**Task to complete**:
Write out each line in which the string "mode" is present.

**Material provided**:
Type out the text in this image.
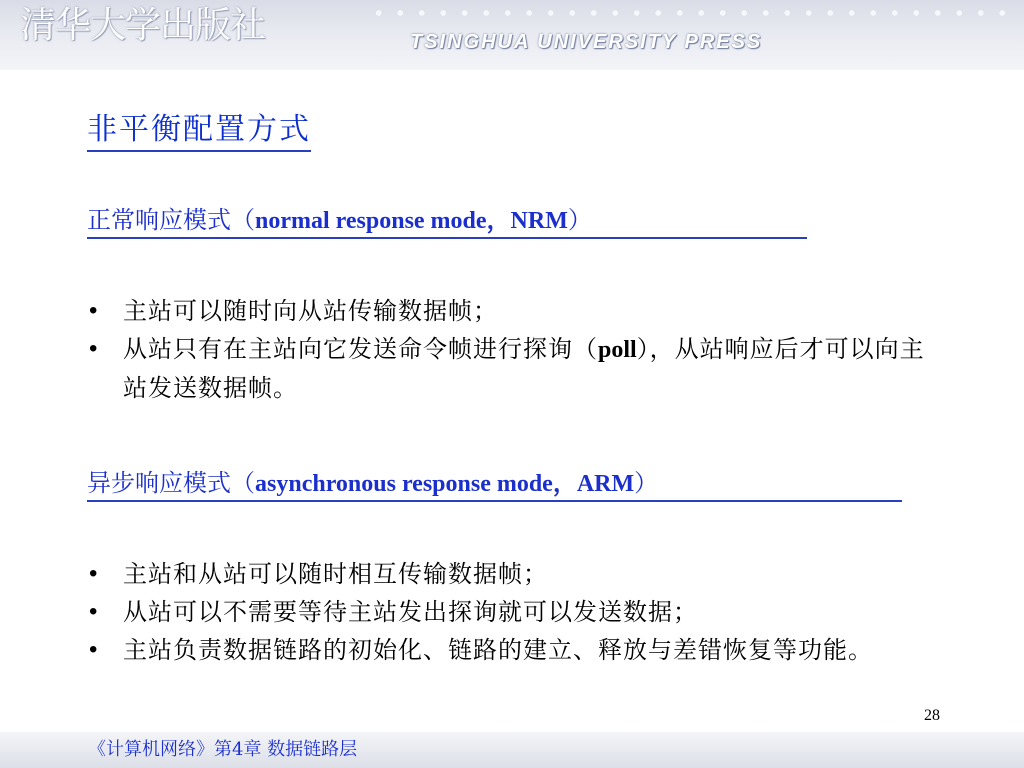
清华大学出版社	TSINGHUA UNIVERSITY PRESS
非平衡配置方式
正常响应模式（normal response mode，NRM）
• 主站可以随时向从站传输数据帧；
• 从站只有在主站向它发送命令帧进行探询（poll），从站响应后才可以向主站发送数据帧。
异步响应模式（asynchronous response mode，ARM）
• 主站和从站可以随时相互传输数据帧；
• 从站可以不需要等待主站发出探询就可以发送数据；
• 主站负责数据链路的初始化、链路的建立、释放与差错恢复等功能。
28
《计算机网络》第4章 数据链路层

**Full output**:
正常响应模式（normal response mode，NRM）
异步响应模式（asynchronous response mode，ARM）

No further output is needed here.